- Given task -
Identify each line holding the string "части" and copy it.

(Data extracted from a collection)
=-=-=

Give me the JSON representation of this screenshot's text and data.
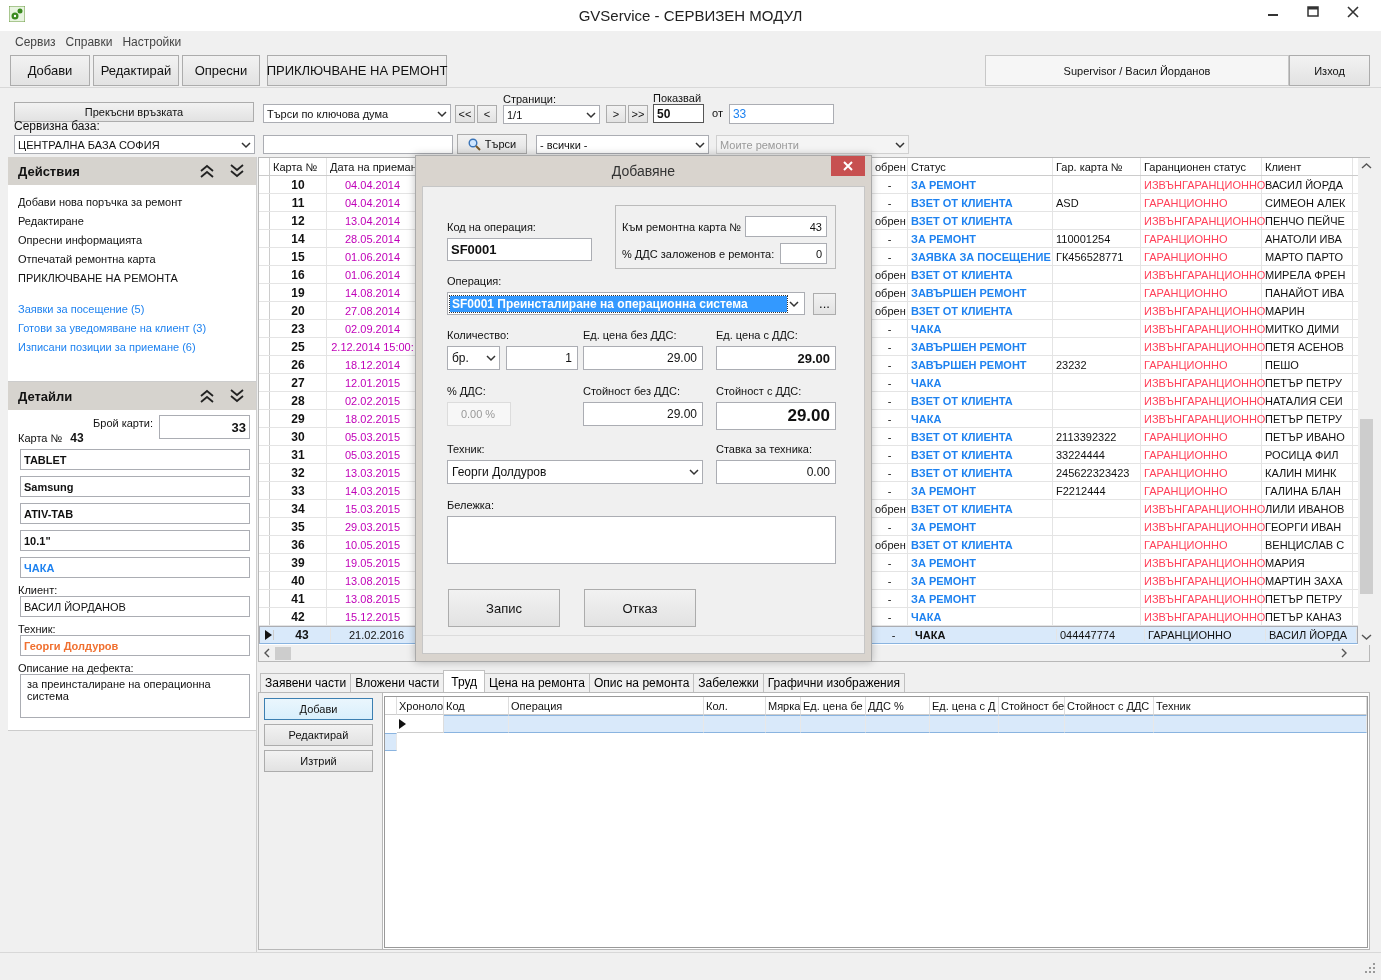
{
  "window": {
    "title": "GVService - СЕРВИЗЕН МОДУЛ"
  },
  "menu": [
    "Сервиз",
    "Справки",
    "Настройки"
  ],
  "toolbar": {
    "buttons": [
      "Добави",
      "Редактирай",
      "Опресни",
      "ПРИКЛЮЧВАНЕ НА РЕМОНТ"
    ],
    "user": "Supervisor / Васил Йорданов",
    "exit": "Изход"
  },
  "connection": {
    "disconnect_button": "Прекъсни връзката",
    "base_label": "Сервизна база:",
    "base_value": "ЦЕНТРАЛНА БАЗА СОФИЯ"
  },
  "search": {
    "mode": "Търси по ключова дума",
    "search_button": "Търси",
    "filter": "- всички -",
    "repairs_filter": "Моите ремонти",
    "repairs_filter_disabled": true
  },
  "paging": {
    "pages_label": "Страници:",
    "page": "1/1",
    "first": "<<",
    "prev": "<",
    "next": ">",
    "last": ">>",
    "show_label": "Показвай",
    "show_value": "50",
    "of_label": "от",
    "total": "33"
  },
  "actions": {
    "title": "Действия",
    "items": [
      "Добави нова поръчка за ремонт",
      "Редактиране",
      "Опресни информацията",
      "Отпечатай ремонтна карта",
      "ПРИКЛЮЧВАНЕ НА РЕМОНТА"
    ],
    "links": [
      "Заявки за посещение (5)",
      "Готови за уведомяване на клиент (3)",
      "Изписани позиции за приемане (6)"
    ]
  },
  "details": {
    "title": "Детайли",
    "count_label": "Брой карти:",
    "count": "33",
    "card_label": "Карта №",
    "card_number": "43",
    "fields": [
      {
        "value": "TABLET",
        "kind": "plain"
      },
      {
        "value": "Samsung",
        "kind": "plain"
      },
      {
        "value": "ATIV-TAB",
        "kind": "plain"
      },
      {
        "value": "10.1\"",
        "kind": "plain"
      },
      {
        "value": "ЧАКА",
        "kind": "status"
      }
    ],
    "client_label": "Клиент:",
    "client": "ВАСИЛ ЙОРДАНОВ",
    "technician_label": "Техник:",
    "technician": "Георги Долдуров",
    "defect_label": "Описание на дефекта:",
    "defect": "за преинсталиране на операционна система"
  },
  "grid": {
    "columns": [
      "Карта №",
      "Дата на приеман",
      "обрен",
      "Статус",
      "Гар. карта №",
      "Гаранционен статус",
      "Клиент"
    ],
    "rows": [
      {
        "card": "10",
        "date": "04.04.2014",
        "column_3": "-",
        "status": "ЗА РЕМОНТ",
        "warranty_status": "ИЗВЪНГАРАНЦИОННО",
        "client": "ВАСИЛ ЙОРДА",
        "selected": false
      },
      {
        "card": "11",
        "date": "04.04.2014",
        "column_3": "-",
        "status": "ВЗЕТ ОТ КЛИЕНТА",
        "warranty_card": "ASD",
        "warranty_status": "ГАРАНЦИОННО",
        "client": "СИМЕОН АЛЕК",
        "selected": false
      },
      {
        "card": "12",
        "date": "13.04.2014",
        "column_3": "обрен",
        "status": "ВЗЕТ ОТ КЛИЕНТА",
        "warranty_status": "ИЗВЪНГАРАНЦИОННО",
        "client": "ПЕНЧО ПЕЙЧЕ",
        "selected": false
      },
      {
        "card": "14",
        "date": "28.05.2014",
        "column_3": "-",
        "status": "ЗА РЕМОНТ",
        "warranty_card": "110001254",
        "warranty_status": "ГАРАНЦИОННО",
        "client": "АНАТОЛИ ИВА",
        "selected": false
      },
      {
        "card": "15",
        "date": "01.06.2014",
        "column_3": "-",
        "status": "ЗАЯВКА ЗА ПОСЕЩЕНИЕ",
        "warranty_card": "ГК456528771",
        "warranty_status": "ГАРАНЦИОННО",
        "client": "МАРТО ПАРТО",
        "selected": false
      },
      {
        "card": "16",
        "date": "01.06.2014",
        "column_3": "обрен",
        "status": "ВЗЕТ ОТ КЛИЕНТА",
        "warranty_status": "ИЗВЪНГАРАНЦИОННО",
        "client": "МИРЕЛА ФРЕН",
        "selected": false
      },
      {
        "card": "19",
        "date": "14.08.2014",
        "column_3": "обрен",
        "status": "ЗАВЪРШЕН РЕМОНТ",
        "warranty_status": "ГАРАНЦИОННО",
        "client": "ПАНАЙОТ ИВА",
        "selected": false
      },
      {
        "card": "20",
        "date": "27.08.2014",
        "column_3": "обрен",
        "status": "ВЗЕТ ОТ КЛИЕНТА",
        "warranty_status": "ИЗВЪНГАРАНЦИОННО",
        "client": "МАРИН",
        "selected": false
      },
      {
        "card": "23",
        "date": "02.09.2014",
        "column_3": "-",
        "status": "ЧАКА",
        "warranty_status": "ИЗВЪНГАРАНЦИОННО",
        "client": "МИТКО ДИМИ",
        "selected": false
      },
      {
        "card": "25",
        "date": "2.12.2014 15:00:",
        "column_3": "-",
        "status": "ЗАВЪРШЕН РЕМОНТ",
        "warranty_status": "ИЗВЪНГАРАНЦИОННО",
        "client": "ПЕТЯ АСЕНОВ",
        "selected": false
      },
      {
        "card": "26",
        "date": "18.12.2014",
        "column_3": "-",
        "status": "ЗАВЪРШЕН РЕМОНТ",
        "warranty_card": "23232",
        "warranty_status": "ГАРАНЦИОННО",
        "client": "ПЕШО",
        "selected": false
      },
      {
        "card": "27",
        "date": "12.01.2015",
        "column_3": "-",
        "status": "ЧАКА",
        "warranty_status": "ИЗВЪНГАРАНЦИОННО",
        "client": "ПЕТЪР ПЕТРУ",
        "selected": false
      },
      {
        "card": "28",
        "date": "02.02.2015",
        "column_3": "-",
        "status": "ВЗЕТ ОТ КЛИЕНТА",
        "warranty_status": "ИЗВЪНГАРАНЦИОННО",
        "client": "НАТАЛИЯ СЕИ",
        "selected": false
      },
      {
        "card": "29",
        "date": "18.02.2015",
        "column_3": "-",
        "status": "ЧАКА",
        "warranty_status": "ИЗВЪНГАРАНЦИОННО",
        "client": "ПЕТЪР ПЕТРУ",
        "selected": false
      },
      {
        "card": "30",
        "date": "05.03.2015",
        "column_3": "-",
        "status": "ВЗЕТ ОТ КЛИЕНТА",
        "warranty_card": "2113392322",
        "warranty_status": "ГАРАНЦИОННО",
        "client": "ПЕТЪР ИВАНО",
        "selected": false
      },
      {
        "card": "31",
        "date": "05.03.2015",
        "column_3": "-",
        "status": "ВЗЕТ ОТ КЛИЕНТА",
        "warranty_card": "33224444",
        "warranty_status": "ГАРАНЦИОННО",
        "client": "РОСИЦА ФИЛ",
        "selected": false
      },
      {
        "card": "32",
        "date": "13.03.2015",
        "column_3": "-",
        "status": "ВЗЕТ ОТ КЛИЕНТА",
        "warranty_card": "245622323423",
        "warranty_status": "ГАРАНЦИОННО",
        "client": "КАЛИН МИНК",
        "selected": false
      },
      {
        "card": "33",
        "date": "14.03.2015",
        "column_3": "-",
        "status": "ЗА РЕМОНТ",
        "warranty_card": "F2212444",
        "warranty_status": "ГАРАНЦИОННО",
        "client": "ГАЛИНА БЛАН",
        "selected": false
      },
      {
        "card": "34",
        "date": "15.03.2015",
        "column_3": "обрен",
        "status": "ВЗЕТ ОТ КЛИЕНТА",
        "warranty_status": "ИЗВЪНГАРАНЦИОННО",
        "client": "ЛИЛИ ИВАНОВ",
        "selected": false
      },
      {
        "card": "35",
        "date": "29.03.2015",
        "column_3": "-",
        "status": "ЗА РЕМОНТ",
        "warranty_status": "ИЗВЪНГАРАНЦИОННО",
        "client": "ГЕОРГИ ИВАН",
        "selected": false
      },
      {
        "card": "36",
        "date": "10.05.2015",
        "column_3": "обрен",
        "status": "ВЗЕТ ОТ КЛИЕНТА",
        "warranty_status": "ГАРАНЦИОННО",
        "client": "ВЕНЦИСЛАВ С",
        "selected": false
      },
      {
        "card": "39",
        "date": "19.05.2015",
        "column_3": "-",
        "status": "ЗА РЕМОНТ",
        "warranty_status": "ИЗВЪНГАРАНЦИОННО",
        "client": "МАРИЯ",
        "selected": false
      },
      {
        "card": "40",
        "date": "13.08.2015",
        "column_3": "-",
        "status": "ЗА РЕМОНТ",
        "warranty_status": "ИЗВЪНГАРАНЦИОННО",
        "client": "МАРТИН ЗАХА",
        "selected": false
      },
      {
        "card": "41",
        "date": "13.08.2015",
        "column_3": "-",
        "status": "ЗА РЕМОНТ",
        "warranty_status": "ИЗВЪНГАРАНЦИОННО",
        "client": "ПЕТЪР ПЕТРУ",
        "selected": false
      },
      {
        "card": "42",
        "date": "15.12.2015",
        "column_3": "-",
        "status": "ЧАКА",
        "warranty_status": "ИЗВЪНГАРАНЦИОННО",
        "client": "ПЕТЪР КАНАЗ",
        "selected": false
      },
      {
        "card": "43",
        "date": "21.02.2016",
        "column_3": "-",
        "status": "ЧАКА",
        "warranty_card": "044447774",
        "warranty_status": "ГАРАНЦИОННО",
        "client": "ВАСИЛ ЙОРДА",
        "selected": true
      }
    ]
  },
  "tabs": [
    {
      "label": "Заявени части",
      "selected": false
    },
    {
      "label": "Вложени части",
      "selected": false
    },
    {
      "label": "Труд",
      "selected": true
    },
    {
      "label": "Цена на ремонта",
      "selected": false
    },
    {
      "label": "Опис на ремонта",
      "selected": false
    },
    {
      "label": "Забележки",
      "selected": false
    },
    {
      "label": "Графични изображения",
      "selected": false
    }
  ],
  "labor": {
    "buttons": [
      "Добави",
      "Редактирай",
      "Изтрий"
    ],
    "columns": [
      "Хроноло",
      "Код",
      "Операция",
      "Кол.",
      "Мярка",
      "Ед. цена бе",
      "ДДС %",
      "Ед. цена с Д",
      "Стойност бе",
      "Стойност с ДДС",
      "Техник"
    ]
  },
  "dialog": {
    "title": "Добавяне",
    "code_label": "Код на операция:",
    "code": "SF0001",
    "card_label": "Към ремонтна карта №",
    "card": "43",
    "vat_label": "% ДДС заложенов е ремонта:",
    "vat": "0",
    "operation_label": "Операция:",
    "operation": "SF0001 Преинсталиране на операционна система",
    "more_button": "...",
    "qty_label": "Количество:",
    "unit": "бр.",
    "qty": "1",
    "unit_price_label": "Ед. цена без ДДС:",
    "unit_price": "29.00",
    "unit_price_vat_label": "Ед. цена с ДДС:",
    "unit_price_vat": "29.00",
    "vat_pct_label": "% ДДС:",
    "vat_pct": "0.00 %",
    "vat_pct_disabled": true,
    "total_label": "Стойност без ДДС:",
    "total": "29.00",
    "total_vat_label": "Стойност с ДДС:",
    "total_vat": "29.00",
    "tech_label": "Техник:",
    "tech": "Георги Долдуров",
    "rate_label": "Ставка за техника:",
    "rate": "0.00",
    "note_label": "Бележка:",
    "buttons": [
      "Запис",
      "Отказ"
    ]
  }
}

=-=-=

- Worked answer -
      "label": "Заявени части",
      "label": "Вложени части",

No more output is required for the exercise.